→ Enunciado escrito A:
Extraia sem alterações as linhas dos registos, a começar no início dos registos e a terminar na linha que contém "staticText: 4 (246, 695, 253, 711)", incluindo ambas as extremidades.
══ Bloco de texto ══
16. A autora não pretende vender o seu veículo pesado de mercadorias com matrícula 10-…-… ou comprar um veículo em substituição, mas a reparação do mesmo por conhecer o estado em que esse veículo se encontrava e por a aquisição de um veículo, em substituição daquele, envolver um custo adicional com a análise da parte mecânica do veículo a adquirir.
17. O veículo com a matrícula 10-…-…, da autora, circulava antes do acidente e deixou de circular devido à dimensão dos danos provocados com o acidente e assim se encontra até à presente data.
18. Apesar de interpelada para o fazer, a ré não deu ordem de reparação, nem atribuiu uma viatura de substituição ou qualquer valor de paralisação, tendo decorrido, desde a data do acidente - 24.06.2019 - até ao dia da carta informativa da transferência de indemnização - 5.08.2019 -, quarenta e dois (42) dias.
19. O veículo da autora permanece nas instalações Oficinas da Scania Portugal, em Vialonga.
20. Em consequência do acidente, o veículo da autora apresenta danos (i) no lado esquerdo da cabine, encontrando-se partidos os apoios que prendem a cabine ao chassi; (ii) no motor, encontrando-se partidos os pontos de fixação do mesmo; e (iii) no chassi que se apresenta empenado relativamente ao eixo longitudinal.
21. São tecnicamente reparáveis os danos que o veículo apresenta, localizados na cabine e no motor, não se mostrando possível aferir se é susceptível de reparação, em termos técnicos e de segurança, os danos provocados na componente do chassi - desempeno e alinhamento do chassi - sem a desmontagem da cabine, operação que não foi efectuada e que envolve custos.
22. O custo da reparação dos danos verificados na cabine e no motor foi estimado em €69.977,50, não se encontrando incluído, nesse valor, o custo da reparação do “desempeno e alinhamento do chassi”.
═══
→ Enunciado escrito B:
Converta numa lista o parágrafo do texto iniciado por "20. Em consequência do acidente", preservando os factos principais.
══ Informação fornecida ══
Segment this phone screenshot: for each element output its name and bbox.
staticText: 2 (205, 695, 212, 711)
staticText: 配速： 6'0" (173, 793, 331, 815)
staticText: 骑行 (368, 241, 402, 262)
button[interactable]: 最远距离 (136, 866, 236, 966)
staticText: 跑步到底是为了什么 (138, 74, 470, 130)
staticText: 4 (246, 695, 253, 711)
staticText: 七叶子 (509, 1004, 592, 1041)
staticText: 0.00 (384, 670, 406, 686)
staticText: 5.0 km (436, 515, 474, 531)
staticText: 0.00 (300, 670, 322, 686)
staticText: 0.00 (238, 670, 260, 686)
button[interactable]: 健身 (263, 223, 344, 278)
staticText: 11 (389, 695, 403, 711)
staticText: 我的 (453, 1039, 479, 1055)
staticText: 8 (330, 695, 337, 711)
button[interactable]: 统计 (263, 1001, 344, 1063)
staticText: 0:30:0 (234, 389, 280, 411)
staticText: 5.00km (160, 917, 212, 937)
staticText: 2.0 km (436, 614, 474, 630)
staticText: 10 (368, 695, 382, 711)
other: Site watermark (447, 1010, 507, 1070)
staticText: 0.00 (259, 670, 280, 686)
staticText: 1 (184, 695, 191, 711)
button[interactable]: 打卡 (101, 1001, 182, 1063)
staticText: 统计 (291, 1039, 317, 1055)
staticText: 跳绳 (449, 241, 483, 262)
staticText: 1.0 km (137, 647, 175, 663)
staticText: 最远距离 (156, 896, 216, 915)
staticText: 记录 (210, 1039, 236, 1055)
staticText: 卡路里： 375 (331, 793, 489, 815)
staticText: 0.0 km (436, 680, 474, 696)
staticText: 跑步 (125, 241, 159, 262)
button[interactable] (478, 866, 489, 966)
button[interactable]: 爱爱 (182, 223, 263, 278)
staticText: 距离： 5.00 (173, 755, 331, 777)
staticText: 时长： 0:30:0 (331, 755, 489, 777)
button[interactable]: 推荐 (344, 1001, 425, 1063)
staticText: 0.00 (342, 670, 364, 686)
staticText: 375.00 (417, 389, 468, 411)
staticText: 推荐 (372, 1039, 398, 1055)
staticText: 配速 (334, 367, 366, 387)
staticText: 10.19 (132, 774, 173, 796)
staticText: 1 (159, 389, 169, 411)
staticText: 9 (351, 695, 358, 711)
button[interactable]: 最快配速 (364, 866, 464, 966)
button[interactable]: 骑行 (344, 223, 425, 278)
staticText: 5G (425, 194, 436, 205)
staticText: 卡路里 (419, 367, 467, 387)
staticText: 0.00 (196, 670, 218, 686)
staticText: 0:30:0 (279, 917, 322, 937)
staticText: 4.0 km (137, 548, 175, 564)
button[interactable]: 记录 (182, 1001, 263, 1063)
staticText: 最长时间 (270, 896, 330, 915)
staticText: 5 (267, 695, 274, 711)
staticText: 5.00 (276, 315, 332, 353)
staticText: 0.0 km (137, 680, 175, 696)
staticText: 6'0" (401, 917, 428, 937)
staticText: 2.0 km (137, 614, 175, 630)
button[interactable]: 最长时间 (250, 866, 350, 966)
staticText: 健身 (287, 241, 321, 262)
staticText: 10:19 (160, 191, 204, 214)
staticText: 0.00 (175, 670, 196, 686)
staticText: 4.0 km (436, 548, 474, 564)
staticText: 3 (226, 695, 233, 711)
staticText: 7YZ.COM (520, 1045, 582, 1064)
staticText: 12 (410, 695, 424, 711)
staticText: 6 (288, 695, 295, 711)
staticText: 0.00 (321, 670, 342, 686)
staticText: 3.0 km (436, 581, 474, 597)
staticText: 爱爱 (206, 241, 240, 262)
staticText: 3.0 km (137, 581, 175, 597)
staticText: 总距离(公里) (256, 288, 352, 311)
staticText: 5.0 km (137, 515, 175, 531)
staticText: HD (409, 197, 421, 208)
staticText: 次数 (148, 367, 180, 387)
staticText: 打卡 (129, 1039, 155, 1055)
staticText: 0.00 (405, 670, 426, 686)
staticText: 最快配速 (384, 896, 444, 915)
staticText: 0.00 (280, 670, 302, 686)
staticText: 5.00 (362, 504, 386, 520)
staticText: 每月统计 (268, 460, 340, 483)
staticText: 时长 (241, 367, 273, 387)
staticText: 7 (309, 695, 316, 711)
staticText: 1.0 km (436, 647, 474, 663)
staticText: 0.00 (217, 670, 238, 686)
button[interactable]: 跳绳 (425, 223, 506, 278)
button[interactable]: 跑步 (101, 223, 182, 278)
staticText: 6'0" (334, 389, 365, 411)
═══
→ Resposta escrita A:
Segment this phone screenshot: for each element output its name and bbox.
staticText: 2 (205, 695, 212, 711)
staticText: 配速： 6'0" (173, 793, 331, 815)
staticText: 骑行 (368, 241, 402, 262)
button[interactable]: 最远距离 (136, 866, 236, 966)
staticText: 跑步到底是为了什么 (138, 74, 470, 130)
staticText: 4 (246, 695, 253, 711)

→ Resposta escrita B:
Danos no veículo da autora em consequência do acidente:
- Cabine: danos no lado esquerdo, com os apoios que a prendem ao chassi partidos.
- Motor: pontos de fixação partidos.
- Chassi: empenado relativamente ao eixo longitudinal.